[Task directions] Scan each line of the records for the word "during" and extract the ones that have it.

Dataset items
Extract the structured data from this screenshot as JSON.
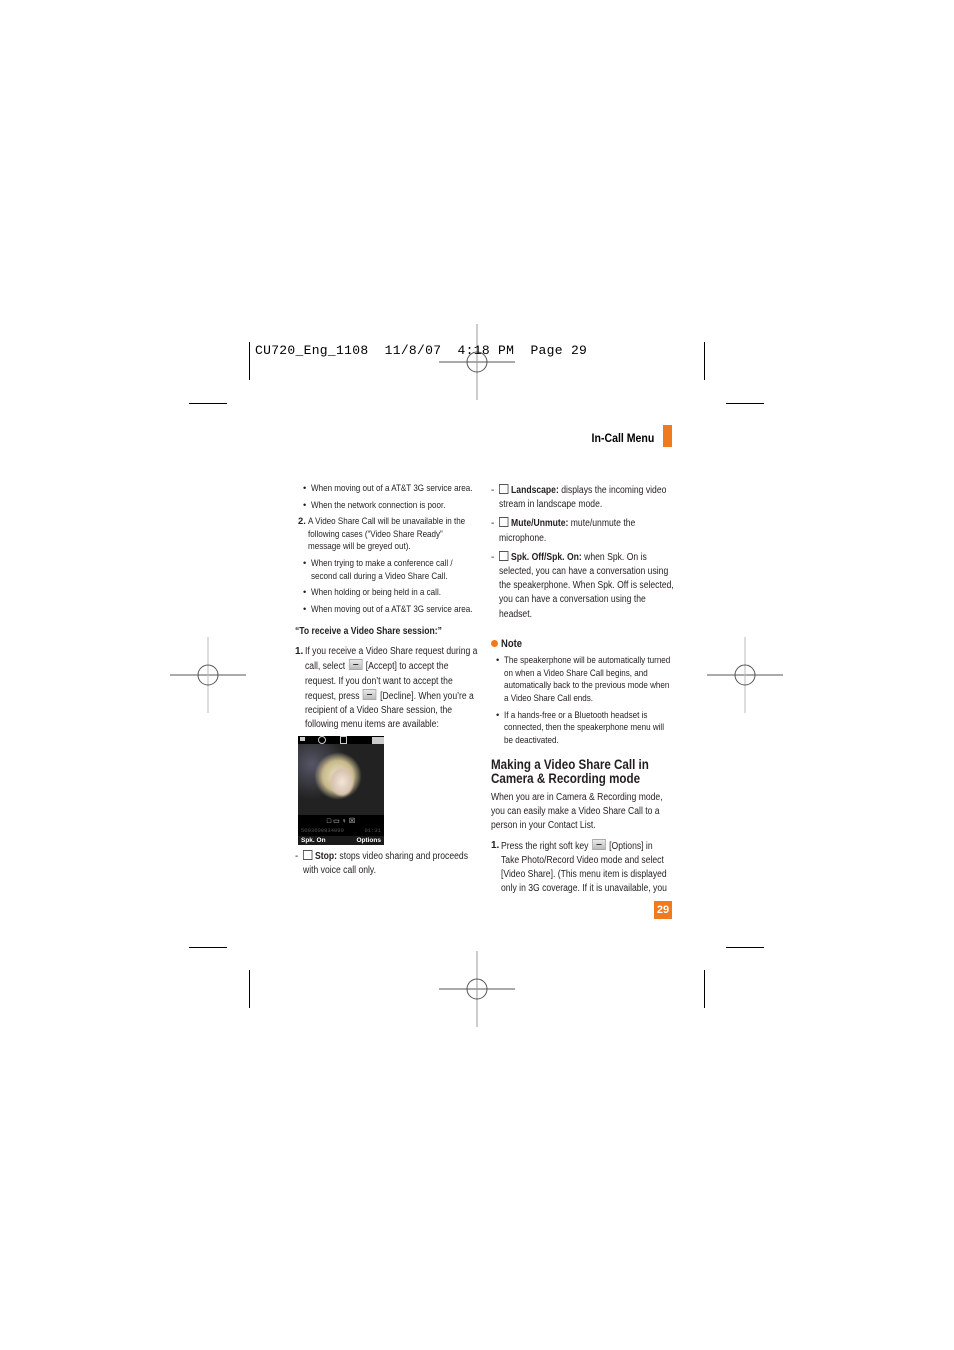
{
  "slug": {
    "text": "CU720_Eng_1108  11/8/07  4:18 PM  Page 29"
  },
  "header": {
    "section_title": "In-Call Menu",
    "accent_color": "#f07a1f"
  },
  "left_column": {
    "bullets_top": [
      "When moving out of a AT&T 3G service area.",
      "When the network connection is poor."
    ],
    "item2": {
      "number": "2.",
      "lines": [
        "A Video Share Call will be unavailable in the",
        "following cases (“Video Share Ready”",
        "message will be greyed out)."
      ]
    },
    "bullets_cases": [
      [
        "When trying to make a conference call /",
        "second call during a Video Share Call."
      ],
      [
        "When holding or being held in a call."
      ],
      [
        "When moving out of a AT&T 3G service area."
      ]
    ],
    "receive_heading": "“To receive a Video Share session:”",
    "item1": {
      "number": "1.",
      "line1": "If you receive a Video Share request during a",
      "line2_pre": "call, select",
      "line2_post": "[Accept] to accept the",
      "line3": "request. If you don’t want to accept the",
      "line4_pre": "request, press",
      "line4_post": "[Decline]. When you’re a",
      "line5": "recipient of a Video Share session, the",
      "line6": "following menu items are available:"
    },
    "phone_screen": {
      "phone_number": "5093600934090",
      "call_timer": "01:31",
      "left_softkey": "Spk. On",
      "right_softkey": "Options",
      "icons": "□ ▭ ♀ ☒"
    },
    "stop_item": {
      "label": "Stop:",
      "line1": "stops video sharing and proceeds",
      "line2": "with voice call only."
    }
  },
  "right_column": {
    "menu_items": [
      {
        "icon": "landscape-icon",
        "label": "Landscape:",
        "lines": [
          "displays the incoming video",
          "stream in landscape mode."
        ]
      },
      {
        "icon": "mute-icon",
        "label": "Mute/Unmute:",
        "lines": [
          "mute/unmute the",
          "microphone."
        ]
      },
      {
        "icon": "speaker-icon",
        "label": "Spk. Off/Spk. On:",
        "lines": [
          "when Spk. On is",
          "selected, you can have a conversation using",
          "the speakerphone. When Spk. Off is selected,",
          "you can have a conversation using the",
          "headset."
        ]
      }
    ],
    "note": {
      "title": "Note",
      "bullets": [
        [
          "The speakerphone will be automatically turned",
          "on when a Video Share Call begins, and",
          "automatically back to the previous mode when",
          "a Video Share Call ends."
        ],
        [
          "If a hands-free or a Bluetooth headset is",
          "connected, then the speakerphone menu will",
          "be deactivated."
        ]
      ]
    },
    "section_heading": [
      "Making a Video Share Call in",
      "Camera & Recording mode"
    ],
    "intro": [
      "When you are in Camera & Recording mode,",
      "you can easily make a Video Share Call to a",
      "person in your Contact List."
    ],
    "step1": {
      "number": "1.",
      "line1_pre": "Press the right soft key",
      "line1_post": "[Options] in",
      "line2": "Take Photo/Record Video mode and select",
      "line3": "[Video Share]. (This menu item is displayed",
      "line4": "only in 3G coverage. If it is unavailable, you"
    }
  },
  "page_number": "29"
}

[Exercise result]
        "second call during a Video Share Call."
      "line1": "If you receive a Video Share request during a",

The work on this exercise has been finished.